EXERCISE REQUIREMENTS: Report how many lines contain "saas"; state the number and nothing else.
·····
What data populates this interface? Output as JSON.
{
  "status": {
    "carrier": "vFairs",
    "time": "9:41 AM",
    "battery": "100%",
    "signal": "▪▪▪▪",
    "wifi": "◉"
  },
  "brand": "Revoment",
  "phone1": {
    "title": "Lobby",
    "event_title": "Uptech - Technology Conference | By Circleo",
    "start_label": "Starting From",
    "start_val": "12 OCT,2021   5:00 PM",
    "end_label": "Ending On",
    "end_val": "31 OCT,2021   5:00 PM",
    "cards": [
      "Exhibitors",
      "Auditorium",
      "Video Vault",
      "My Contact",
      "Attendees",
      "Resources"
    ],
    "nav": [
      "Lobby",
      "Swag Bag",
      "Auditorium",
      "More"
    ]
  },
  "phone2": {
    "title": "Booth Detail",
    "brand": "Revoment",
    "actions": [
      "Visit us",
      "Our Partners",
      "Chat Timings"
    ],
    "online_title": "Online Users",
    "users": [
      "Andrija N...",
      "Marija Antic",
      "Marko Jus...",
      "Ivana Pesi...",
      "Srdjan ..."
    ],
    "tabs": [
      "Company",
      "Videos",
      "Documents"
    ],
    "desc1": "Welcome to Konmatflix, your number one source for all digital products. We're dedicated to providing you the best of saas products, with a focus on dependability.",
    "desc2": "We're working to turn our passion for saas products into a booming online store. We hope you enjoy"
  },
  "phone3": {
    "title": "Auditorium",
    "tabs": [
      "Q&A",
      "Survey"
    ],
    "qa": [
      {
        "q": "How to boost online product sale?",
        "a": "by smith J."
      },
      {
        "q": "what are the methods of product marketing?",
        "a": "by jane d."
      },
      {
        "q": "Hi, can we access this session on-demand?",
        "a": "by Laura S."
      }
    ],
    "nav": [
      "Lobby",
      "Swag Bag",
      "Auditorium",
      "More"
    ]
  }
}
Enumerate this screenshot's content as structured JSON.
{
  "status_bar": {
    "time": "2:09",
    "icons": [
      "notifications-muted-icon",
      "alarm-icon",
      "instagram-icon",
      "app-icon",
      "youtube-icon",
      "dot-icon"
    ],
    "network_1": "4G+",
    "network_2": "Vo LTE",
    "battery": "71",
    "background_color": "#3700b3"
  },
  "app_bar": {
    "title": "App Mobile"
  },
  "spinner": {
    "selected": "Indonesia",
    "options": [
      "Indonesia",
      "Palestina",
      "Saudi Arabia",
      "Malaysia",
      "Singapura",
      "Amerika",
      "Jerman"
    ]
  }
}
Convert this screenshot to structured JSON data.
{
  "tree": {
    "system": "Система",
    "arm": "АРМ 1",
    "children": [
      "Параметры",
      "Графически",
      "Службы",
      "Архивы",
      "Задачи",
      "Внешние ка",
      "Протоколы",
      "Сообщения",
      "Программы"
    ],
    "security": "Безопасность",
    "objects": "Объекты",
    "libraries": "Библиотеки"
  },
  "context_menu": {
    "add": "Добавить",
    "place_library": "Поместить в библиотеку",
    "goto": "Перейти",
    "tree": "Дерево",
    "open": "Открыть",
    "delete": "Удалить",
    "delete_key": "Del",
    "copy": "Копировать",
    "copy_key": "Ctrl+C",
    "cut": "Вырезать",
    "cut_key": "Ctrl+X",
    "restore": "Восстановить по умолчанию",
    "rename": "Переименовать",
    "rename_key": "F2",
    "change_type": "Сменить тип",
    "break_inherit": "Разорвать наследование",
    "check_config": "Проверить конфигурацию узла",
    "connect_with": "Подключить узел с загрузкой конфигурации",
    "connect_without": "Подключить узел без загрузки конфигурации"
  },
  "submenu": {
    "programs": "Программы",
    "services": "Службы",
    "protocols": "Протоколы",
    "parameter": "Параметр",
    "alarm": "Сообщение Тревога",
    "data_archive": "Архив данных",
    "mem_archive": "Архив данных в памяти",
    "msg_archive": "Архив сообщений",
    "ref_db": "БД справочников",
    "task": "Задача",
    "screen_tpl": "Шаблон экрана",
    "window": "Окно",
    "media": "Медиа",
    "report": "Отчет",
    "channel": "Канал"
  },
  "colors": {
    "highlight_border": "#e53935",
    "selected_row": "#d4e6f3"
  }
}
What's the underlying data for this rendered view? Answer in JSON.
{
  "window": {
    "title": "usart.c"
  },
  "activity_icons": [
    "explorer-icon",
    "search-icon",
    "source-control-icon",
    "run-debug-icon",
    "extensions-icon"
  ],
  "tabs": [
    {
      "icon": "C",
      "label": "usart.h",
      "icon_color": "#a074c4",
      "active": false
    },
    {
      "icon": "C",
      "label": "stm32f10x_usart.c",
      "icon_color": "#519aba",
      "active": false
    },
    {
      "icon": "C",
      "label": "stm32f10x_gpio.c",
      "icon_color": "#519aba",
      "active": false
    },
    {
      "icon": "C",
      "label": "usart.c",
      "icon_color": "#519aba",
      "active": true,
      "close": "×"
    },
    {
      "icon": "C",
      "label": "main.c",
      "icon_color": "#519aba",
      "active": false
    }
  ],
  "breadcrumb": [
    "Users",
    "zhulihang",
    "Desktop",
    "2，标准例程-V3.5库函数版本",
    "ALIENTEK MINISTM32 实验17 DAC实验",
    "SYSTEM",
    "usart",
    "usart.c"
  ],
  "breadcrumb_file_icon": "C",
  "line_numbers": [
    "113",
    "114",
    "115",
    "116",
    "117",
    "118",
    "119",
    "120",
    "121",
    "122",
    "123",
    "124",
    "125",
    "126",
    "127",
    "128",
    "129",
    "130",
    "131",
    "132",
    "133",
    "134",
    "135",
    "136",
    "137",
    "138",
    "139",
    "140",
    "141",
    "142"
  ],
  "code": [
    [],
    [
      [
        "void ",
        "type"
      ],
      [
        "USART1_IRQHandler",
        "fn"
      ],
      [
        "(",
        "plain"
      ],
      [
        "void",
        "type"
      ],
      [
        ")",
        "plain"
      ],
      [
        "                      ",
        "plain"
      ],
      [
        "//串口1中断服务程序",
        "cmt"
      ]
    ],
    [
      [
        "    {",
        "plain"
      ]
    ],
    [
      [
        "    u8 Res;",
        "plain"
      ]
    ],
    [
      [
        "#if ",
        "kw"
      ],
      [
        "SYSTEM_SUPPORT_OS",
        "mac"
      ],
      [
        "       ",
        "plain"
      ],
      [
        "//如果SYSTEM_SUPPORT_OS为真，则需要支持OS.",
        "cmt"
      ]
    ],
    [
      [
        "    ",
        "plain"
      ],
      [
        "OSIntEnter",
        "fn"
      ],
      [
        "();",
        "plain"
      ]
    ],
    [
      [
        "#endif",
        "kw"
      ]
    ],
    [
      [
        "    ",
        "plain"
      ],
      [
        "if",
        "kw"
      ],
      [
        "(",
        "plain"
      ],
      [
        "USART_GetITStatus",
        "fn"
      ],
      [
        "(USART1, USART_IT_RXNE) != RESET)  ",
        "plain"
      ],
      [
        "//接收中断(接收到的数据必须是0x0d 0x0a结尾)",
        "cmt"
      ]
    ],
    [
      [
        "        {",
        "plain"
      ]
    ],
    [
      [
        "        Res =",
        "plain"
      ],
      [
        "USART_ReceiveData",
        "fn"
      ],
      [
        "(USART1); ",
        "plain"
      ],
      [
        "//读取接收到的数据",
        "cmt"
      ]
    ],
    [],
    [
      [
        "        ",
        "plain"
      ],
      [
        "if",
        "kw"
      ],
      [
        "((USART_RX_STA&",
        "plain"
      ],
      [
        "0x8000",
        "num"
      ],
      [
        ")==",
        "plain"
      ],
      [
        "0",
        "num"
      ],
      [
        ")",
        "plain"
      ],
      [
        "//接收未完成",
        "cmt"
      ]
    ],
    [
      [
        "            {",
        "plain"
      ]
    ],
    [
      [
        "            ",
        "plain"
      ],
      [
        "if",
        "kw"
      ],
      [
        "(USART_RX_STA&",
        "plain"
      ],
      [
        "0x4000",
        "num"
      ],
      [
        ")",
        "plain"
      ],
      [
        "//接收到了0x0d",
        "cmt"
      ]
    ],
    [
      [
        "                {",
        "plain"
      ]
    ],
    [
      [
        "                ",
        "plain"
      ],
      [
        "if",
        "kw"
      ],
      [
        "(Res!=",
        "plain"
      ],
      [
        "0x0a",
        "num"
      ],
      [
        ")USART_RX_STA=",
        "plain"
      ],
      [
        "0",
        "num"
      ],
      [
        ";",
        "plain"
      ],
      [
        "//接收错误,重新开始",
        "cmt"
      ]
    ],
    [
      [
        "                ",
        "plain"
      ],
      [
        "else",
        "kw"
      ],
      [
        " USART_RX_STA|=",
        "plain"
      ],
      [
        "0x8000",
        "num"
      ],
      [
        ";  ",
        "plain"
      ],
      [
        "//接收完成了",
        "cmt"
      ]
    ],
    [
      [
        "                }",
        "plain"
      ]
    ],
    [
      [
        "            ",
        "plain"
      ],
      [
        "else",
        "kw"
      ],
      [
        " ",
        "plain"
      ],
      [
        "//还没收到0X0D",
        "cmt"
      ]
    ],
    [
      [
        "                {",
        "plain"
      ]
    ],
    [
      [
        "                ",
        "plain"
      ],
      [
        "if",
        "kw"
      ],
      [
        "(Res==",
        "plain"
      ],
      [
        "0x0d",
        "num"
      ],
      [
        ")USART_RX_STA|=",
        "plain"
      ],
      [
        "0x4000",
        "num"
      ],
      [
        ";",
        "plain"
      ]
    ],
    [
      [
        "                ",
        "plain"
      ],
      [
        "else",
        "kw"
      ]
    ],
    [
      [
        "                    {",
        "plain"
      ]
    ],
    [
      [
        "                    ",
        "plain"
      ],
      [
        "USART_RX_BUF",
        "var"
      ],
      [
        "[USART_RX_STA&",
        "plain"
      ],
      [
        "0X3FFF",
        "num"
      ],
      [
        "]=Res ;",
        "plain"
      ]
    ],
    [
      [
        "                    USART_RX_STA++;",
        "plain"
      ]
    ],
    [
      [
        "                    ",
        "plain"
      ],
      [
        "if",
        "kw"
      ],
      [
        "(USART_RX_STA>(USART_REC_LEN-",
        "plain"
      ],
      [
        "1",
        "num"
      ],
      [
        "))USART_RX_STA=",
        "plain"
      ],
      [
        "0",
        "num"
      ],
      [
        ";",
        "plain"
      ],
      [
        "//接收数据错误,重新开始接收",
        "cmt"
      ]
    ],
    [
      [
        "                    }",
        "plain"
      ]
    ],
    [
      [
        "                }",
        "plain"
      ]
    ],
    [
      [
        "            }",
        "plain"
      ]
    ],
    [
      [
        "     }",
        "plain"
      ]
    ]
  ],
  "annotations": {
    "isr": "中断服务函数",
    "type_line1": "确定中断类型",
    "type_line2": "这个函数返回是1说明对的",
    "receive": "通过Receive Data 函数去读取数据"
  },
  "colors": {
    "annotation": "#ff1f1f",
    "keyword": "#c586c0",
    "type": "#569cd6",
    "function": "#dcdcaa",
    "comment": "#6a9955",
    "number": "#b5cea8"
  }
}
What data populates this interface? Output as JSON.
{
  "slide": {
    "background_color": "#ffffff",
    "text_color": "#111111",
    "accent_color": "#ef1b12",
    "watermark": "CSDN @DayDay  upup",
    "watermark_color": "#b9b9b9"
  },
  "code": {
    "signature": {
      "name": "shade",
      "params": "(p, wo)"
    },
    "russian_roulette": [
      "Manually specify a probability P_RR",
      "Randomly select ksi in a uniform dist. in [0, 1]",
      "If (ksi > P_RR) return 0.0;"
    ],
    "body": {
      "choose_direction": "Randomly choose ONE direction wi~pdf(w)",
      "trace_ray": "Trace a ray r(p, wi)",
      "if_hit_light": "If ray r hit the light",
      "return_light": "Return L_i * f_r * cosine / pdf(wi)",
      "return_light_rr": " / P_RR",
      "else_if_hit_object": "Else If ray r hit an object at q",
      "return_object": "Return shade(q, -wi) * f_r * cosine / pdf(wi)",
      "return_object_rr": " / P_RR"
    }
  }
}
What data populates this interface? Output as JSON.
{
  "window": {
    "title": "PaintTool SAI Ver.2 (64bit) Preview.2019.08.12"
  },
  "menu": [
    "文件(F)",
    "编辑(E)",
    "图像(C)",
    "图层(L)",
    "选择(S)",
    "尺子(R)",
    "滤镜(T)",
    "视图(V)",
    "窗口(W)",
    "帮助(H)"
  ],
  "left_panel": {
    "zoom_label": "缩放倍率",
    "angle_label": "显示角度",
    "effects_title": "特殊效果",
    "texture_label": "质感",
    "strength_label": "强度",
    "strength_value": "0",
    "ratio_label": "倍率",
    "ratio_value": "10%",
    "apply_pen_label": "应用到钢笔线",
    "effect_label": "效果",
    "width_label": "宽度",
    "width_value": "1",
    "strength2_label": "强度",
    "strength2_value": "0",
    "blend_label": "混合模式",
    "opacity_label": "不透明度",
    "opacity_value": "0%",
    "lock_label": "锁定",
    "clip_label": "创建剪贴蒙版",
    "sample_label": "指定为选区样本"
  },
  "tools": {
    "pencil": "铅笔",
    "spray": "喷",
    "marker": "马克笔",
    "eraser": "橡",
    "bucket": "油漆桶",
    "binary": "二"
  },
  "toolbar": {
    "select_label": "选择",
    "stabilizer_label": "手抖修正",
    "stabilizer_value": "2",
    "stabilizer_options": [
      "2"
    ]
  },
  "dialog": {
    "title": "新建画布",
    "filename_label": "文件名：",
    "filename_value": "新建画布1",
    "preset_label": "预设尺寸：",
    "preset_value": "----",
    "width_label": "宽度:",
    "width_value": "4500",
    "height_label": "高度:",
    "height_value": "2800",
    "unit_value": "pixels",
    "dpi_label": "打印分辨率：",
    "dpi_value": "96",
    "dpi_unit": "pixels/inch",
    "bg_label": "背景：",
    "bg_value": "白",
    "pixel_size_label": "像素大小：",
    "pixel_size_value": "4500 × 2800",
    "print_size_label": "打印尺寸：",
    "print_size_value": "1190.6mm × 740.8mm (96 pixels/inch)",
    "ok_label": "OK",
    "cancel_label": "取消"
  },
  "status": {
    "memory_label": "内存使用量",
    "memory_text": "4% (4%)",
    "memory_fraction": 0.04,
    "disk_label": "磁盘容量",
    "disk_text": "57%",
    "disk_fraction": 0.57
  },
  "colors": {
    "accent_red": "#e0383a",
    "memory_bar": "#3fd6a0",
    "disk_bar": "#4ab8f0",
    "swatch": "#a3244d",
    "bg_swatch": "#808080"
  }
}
·····
EXPECTED ANSWER: 2